■ **ЗАДАНИЕ 1**: Перечислите условия выживания, названные во фрагменте о «Солярисе» ниже, в которых, по словам текста, невозможно обойтись без развитой эмпатии.

# # # #

Обратная сторона Соляриса (Романов) - страница 9

Помогала выжить и способность тонко наблюдать и повторять технические действия соседей – не только других племен, но и животных. Не случайно самоотождествление русских с медведем, столь же искусным в добывании разной пищи. Впрочем, выживание в суровых условиях в речных поймах на границе лесов и степей, по соседству с разными племенами невозможно без еще одного вида глубокой интуиции – развитой эмпатии, способности по первым жестам предугадать эмоции, мысли и действия любого партнера. Отсюда это умение держать дистанцию на минимальном расстоянии и повышенная внимательность к чужакам, на грани внешних проявлений влюбленности, но при сохранении трезвого самоконтроля. Вы спросите, причем здесь Лем? Но все эти узнаваемые детали переполняют описание «живого океана» в книге.

# # # #

■ **ЗАДАНИЕ 2**: Выпишите из записей ниже все строки, где есть слово «Details». Регистр букв учитывается.

■ **ДАННЫЕ**:
# # # #

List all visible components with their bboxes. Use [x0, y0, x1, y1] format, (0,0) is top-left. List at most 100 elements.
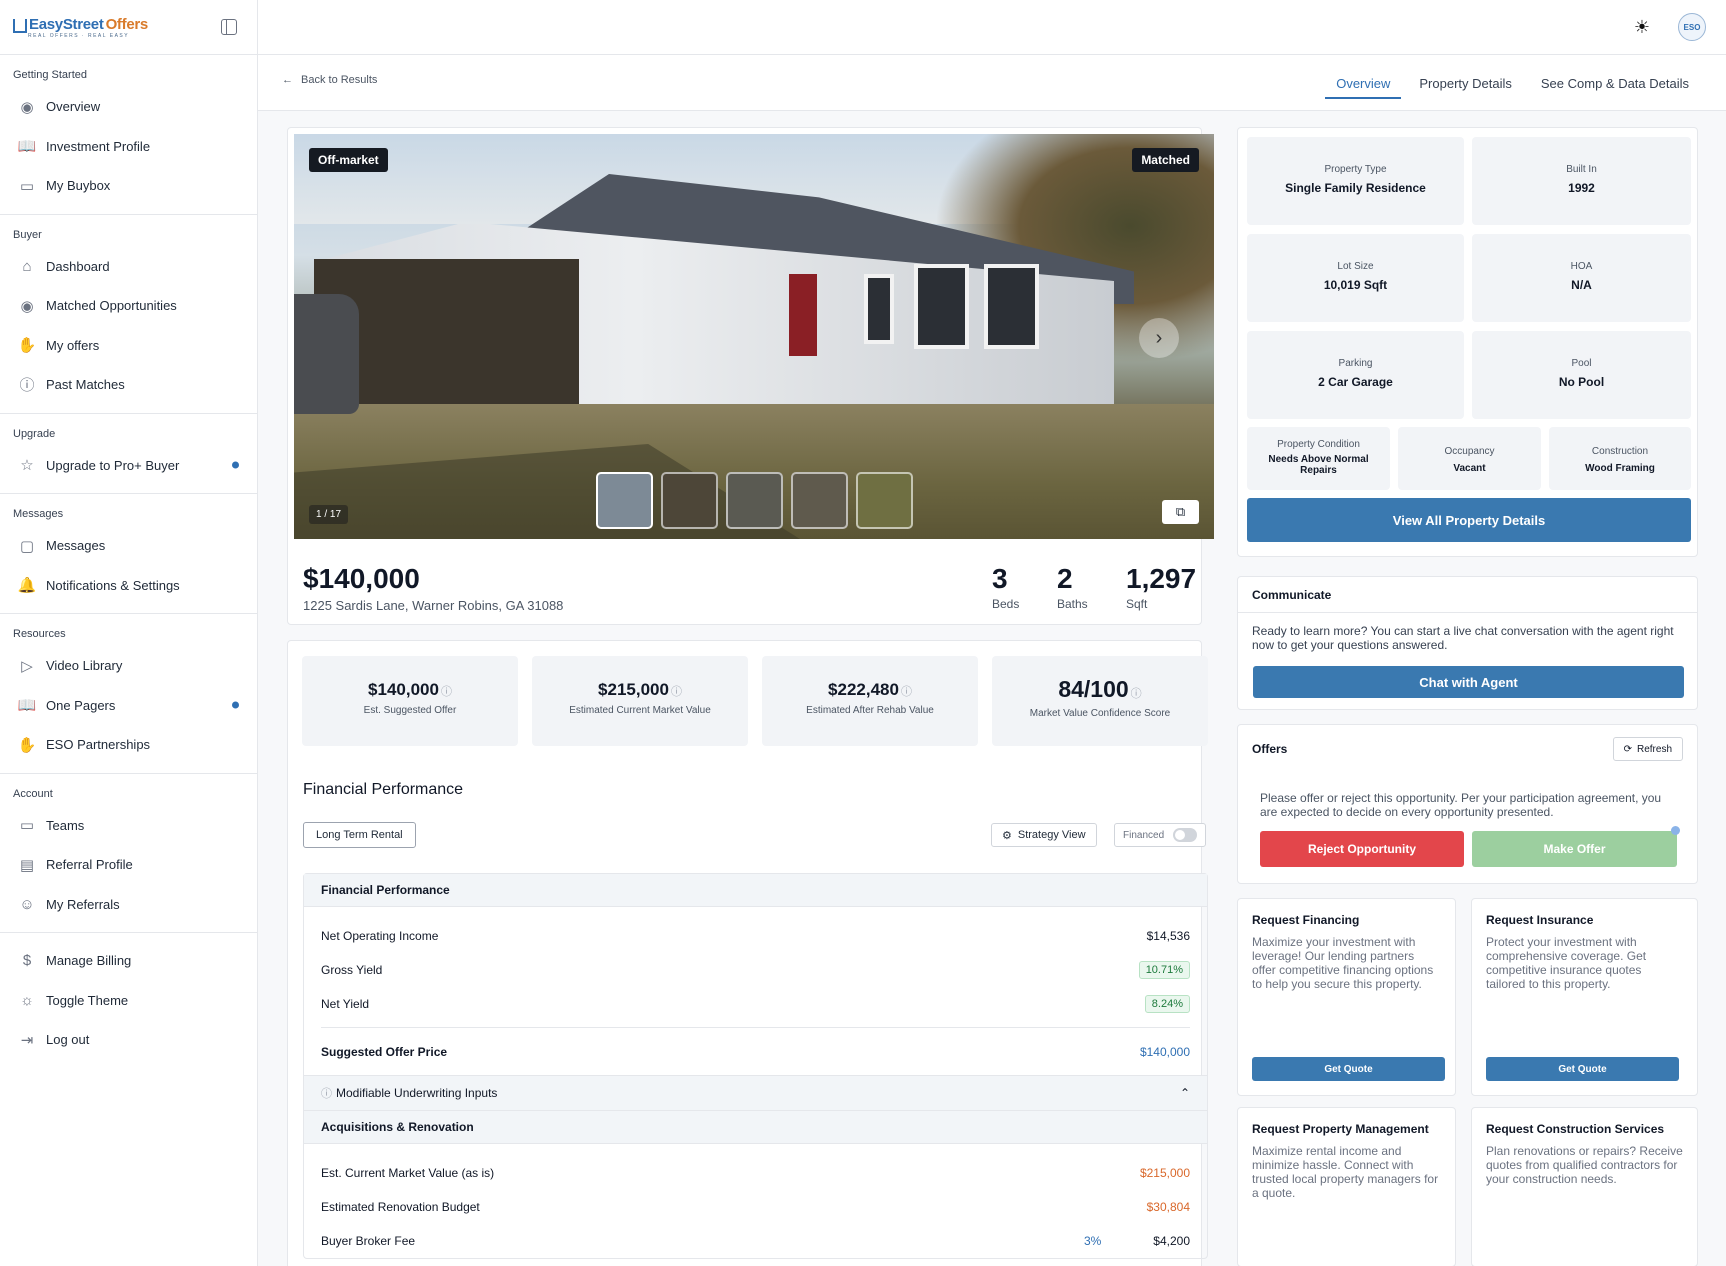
suggested-offer-value[interactable]: $140,000: [1140, 1045, 1190, 1059]
info-icon[interactable]: ⓘ: [901, 686, 912, 698]
info-icon[interactable]: ⓘ: [441, 686, 452, 698]
sidebar-item-investment-profile[interactable]: 📖 Investment Profile: [0, 127, 257, 167]
fact-label: Lot Size: [1337, 261, 1374, 272]
sidebar-item-my-buybox[interactable]: ▭ My Buybox: [0, 166, 257, 206]
offers-title: Offers: [1252, 742, 1288, 756]
communicate-card: Communicate Ready to learn more? You can…: [1237, 576, 1698, 710]
listing-price: $140,000: [303, 563, 420, 594]
sidebar-item-my-offers[interactable]: ✋ My offers: [0, 326, 257, 366]
tab-see-comp-data-details[interactable]: See Comp & Data Details: [1530, 55, 1700, 111]
sidebar-item-overview[interactable]: ◉ Overview: [0, 87, 257, 127]
modifiable-inputs-label: Modifiable Underwriting Inputs: [336, 1086, 498, 1100]
nav-section-title: Buyer: [13, 228, 42, 241]
sidebar-item-teams[interactable]: ▭ Teams: [0, 806, 257, 846]
sidebar-item-upgrade-to-pro-buyer[interactable]: ☆ Upgrade to Pro+ Buyer: [0, 446, 257, 486]
sidebar-item-log-out[interactable]: ⇥ Log out: [0, 1020, 257, 1060]
sidebar-item-matched-opportunities[interactable]: ◉ Matched Opportunities: [0, 286, 257, 326]
notification-dot: [1671, 826, 1680, 835]
suggested-offer-row: Suggested Offer Price $140,000: [321, 1027, 1190, 1075]
financed-toggle[interactable]: [1173, 828, 1197, 842]
photo-car: [294, 294, 359, 414]
communicate-title: Communicate: [1238, 577, 1697, 613]
refresh-button[interactable]: ⟳ Refresh: [1612, 737, 1683, 761]
strategy-view-button[interactable]: ⚙ Strategy View: [991, 823, 1097, 847]
sidebar-item-label: My offers: [46, 337, 100, 353]
sidebar-item-label: Messages: [46, 538, 106, 554]
sidebar-item-toggle-theme[interactable]: ☼ Toggle Theme: [0, 981, 257, 1021]
theme-sun-icon[interactable]: ☀: [1632, 17, 1652, 37]
sidebar-item-my-referrals[interactable]: ☺ My Referrals: [0, 885, 257, 925]
logo[interactable]: EasyStreet Offers REAL OFFERS · REAL EASY: [13, 16, 148, 39]
modifiable-inputs-toggle[interactable]: ⓘ Modifiable Underwriting Inputs ⌃: [304, 1075, 1207, 1111]
get-quote-button[interactable]: Get Quote: [1486, 1057, 1679, 1081]
refresh-icon: ⟳: [1623, 743, 1632, 755]
sidebar-item-one-pagers[interactable]: 📖 One Pagers: [0, 686, 257, 726]
info-icon[interactable]: ⓘ: [671, 686, 682, 698]
sidebar-collapse-icon[interactable]: [221, 19, 237, 35]
bell-icon: 🔔: [17, 577, 37, 595]
info-icon[interactable]: ⓘ: [1131, 688, 1142, 700]
strategy-select[interactable]: Long Term Rental: [303, 822, 416, 848]
metric-label: Market Value Confidence Score: [1029, 708, 1171, 719]
back-to-results-link[interactable]: ← Back to Results: [282, 74, 377, 86]
broker-fee-pct[interactable]: 3%: [1084, 1234, 1101, 1248]
offers-header: Offers ⟳ Refresh: [1238, 725, 1697, 773]
right-column: Property Type Single Family Residence Bu…: [1237, 111, 1726, 1266]
service-desc: Plan renovations or repairs? Receive quo…: [1486, 1144, 1683, 1186]
gallery-icon[interactable]: ⧉: [1162, 500, 1199, 524]
table-row: Buyer Broker Fee 3% $4,200: [304, 1224, 1207, 1258]
sidebar-item-manage-billing[interactable]: $ Manage Billing: [0, 941, 257, 981]
sidebar-item-eso-partnerships[interactable]: ✋ ESO Partnerships: [0, 725, 257, 765]
fact-label: Construction: [1591, 446, 1649, 457]
sidebar-item-label: Overview: [46, 99, 101, 115]
sidebar-item-dashboard[interactable]: ⌂ Dashboard: [0, 247, 257, 287]
photo-thumbnail[interactable]: [856, 472, 913, 529]
row-value: $4,200: [1153, 1234, 1190, 1248]
avatar[interactable]: ESO: [1678, 13, 1706, 41]
fact-occupancy: Occupancy Vacant: [1398, 427, 1541, 490]
sidebar-item-referral-profile[interactable]: ▤ Referral Profile: [0, 845, 257, 885]
photo-thumbnail[interactable]: [791, 472, 848, 529]
metric-suggested-offer: $140,000 ⓘ Est. Suggested Offer: [302, 656, 518, 746]
briefcase-icon: ▭: [19, 817, 35, 835]
chat-with-agent-button[interactable]: Chat with Agent: [1253, 666, 1684, 698]
photo-thumbnail[interactable]: [661, 472, 718, 529]
row-value[interactable]: $215,000: [1140, 1166, 1190, 1180]
logout-icon: ⇥: [20, 1031, 34, 1049]
sidebar-item-past-matches[interactable]: ⓘ Past Matches: [0, 365, 257, 405]
row-label: Net Operating Income: [321, 929, 439, 943]
view-all-property-details-button[interactable]: View All Property Details: [1247, 498, 1691, 542]
photo-thumbnail[interactable]: [726, 472, 783, 529]
info-icon: ⓘ: [321, 1088, 332, 1100]
metric-value: 84/100: [1058, 676, 1129, 702]
financed-toggle-group: Financed: [1114, 823, 1206, 847]
next-photo-chevron-right-icon[interactable]: ›: [1139, 318, 1179, 358]
book-icon: 📖: [17, 138, 37, 156]
tab-overview[interactable]: Overview: [1325, 55, 1402, 111]
fact-value: Single Family Residence: [1285, 181, 1426, 195]
acquisitions-title: Acquisitions & Renovation: [304, 1111, 1207, 1144]
row-label: Net Yield: [321, 997, 370, 1011]
make-offer-button[interactable]: Make Offer: [1472, 831, 1677, 867]
sidebar-item-notifications-settings[interactable]: 🔔 Notifications & Settings: [0, 566, 257, 606]
play-icon: ▷: [21, 657, 33, 675]
fact-label: HOA: [1570, 261, 1593, 272]
topbar: ☀ ESO: [258, 0, 1726, 55]
metric-label: Est. Suggested Offer: [363, 705, 457, 716]
row-label: Gross Yield: [321, 963, 383, 977]
get-quote-button[interactable]: Get Quote: [1252, 1057, 1445, 1081]
reject-opportunity-button[interactable]: Reject Opportunity: [1260, 831, 1464, 867]
row-label: Estimated Renovation Budget: [321, 1200, 480, 1214]
listing-address: 1225 Sardis Lane, Warner Robins, GA 3108…: [303, 598, 564, 613]
metric-value: $222,480: [828, 680, 899, 699]
property-photo[interactable]: Off-market Matched › 1 / 17 ⧉: [294, 134, 1214, 539]
metric-value-row: $215,000 ⓘ: [532, 680, 748, 700]
table-row: Net Yield 8.24%: [304, 987, 1207, 1021]
tab-property-details[interactable]: Property Details: [1408, 55, 1522, 111]
photo-thumbnail[interactable]: [596, 472, 653, 529]
sidebar-item-video-library[interactable]: ▷ Video Library: [0, 646, 257, 686]
sidebar-item-messages[interactable]: ▢ Messages: [0, 526, 257, 566]
row-value[interactable]: $30,804: [1147, 1200, 1190, 1214]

# # # #

■ **ПОЛНЫЙ ОТВЕТ 1**:
- в суровых условиях
- в речных поймах на границе лесов и степей
- по соседству с разными племенами

■ **ПОЛНЫЙ ОТВЕТ 2**:
tab-see-comp-data-details[interactable]: See Comp & Data Details: [1530, 55, 1700, 111]
view-all-property-details-button[interactable]: View All Property Details: [1247, 498, 1691, 542]
tab-property-details[interactable]: Property Details: [1408, 55, 1522, 111]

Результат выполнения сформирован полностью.